# [GOAL]
Your task is to repeat the entries underneath exactly, minus the pictures.
----- RECORDS FOR PROCESSING -----
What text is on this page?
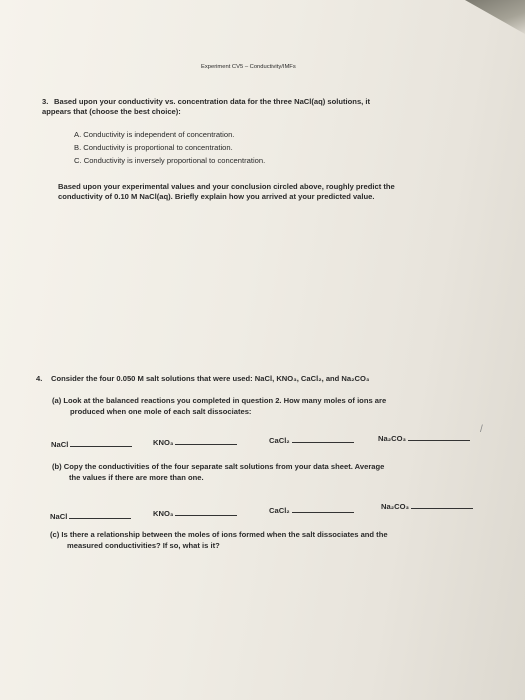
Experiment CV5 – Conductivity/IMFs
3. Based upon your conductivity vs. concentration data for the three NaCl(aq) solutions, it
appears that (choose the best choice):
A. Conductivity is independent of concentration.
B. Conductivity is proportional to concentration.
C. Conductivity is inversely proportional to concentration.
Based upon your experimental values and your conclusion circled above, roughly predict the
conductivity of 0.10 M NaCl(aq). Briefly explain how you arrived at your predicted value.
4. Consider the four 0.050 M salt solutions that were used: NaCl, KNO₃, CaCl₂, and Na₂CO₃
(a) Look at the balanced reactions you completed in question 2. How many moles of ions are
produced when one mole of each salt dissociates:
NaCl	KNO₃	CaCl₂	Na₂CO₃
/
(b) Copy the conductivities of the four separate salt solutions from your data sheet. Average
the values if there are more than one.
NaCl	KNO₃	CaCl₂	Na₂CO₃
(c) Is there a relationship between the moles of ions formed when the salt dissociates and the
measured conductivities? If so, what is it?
-----
# [COMPLETED TASK]
What text is on this page?
Experiment CV5 – Conductivity/IMFs
3. Based upon your conductivity vs. concentration data for the three NaCl(aq) solutions, it
appears that (choose the best choice):
A. Conductivity is independent of concentration.
B. Conductivity is proportional to concentration.
C. Conductivity is inversely proportional to concentration.
Based upon your experimental values and your conclusion circled above, roughly predict the
conductivity of 0.10 M NaCl(aq). Briefly explain how you arrived at your predicted value.
4. Consider the four 0.050 M salt solutions that were used: NaCl, KNO₃, CaCl₂, and Na₂CO₃
(a) Look at the balanced reactions you completed in question 2. How many moles of ions are
produced when one mole of each salt dissociates:
NaCl	KNO₃	CaCl₂	Na₂CO₃
/
(b) Copy the conductivities of the four separate salt solutions from your data sheet. Average
the values if there are more than one.
NaCl	KNO₃	CaCl₂	Na₂CO₃
(c) Is there a relationship between the moles of ions formed when the salt dissociates and the
measured conductivities? If so, what is it?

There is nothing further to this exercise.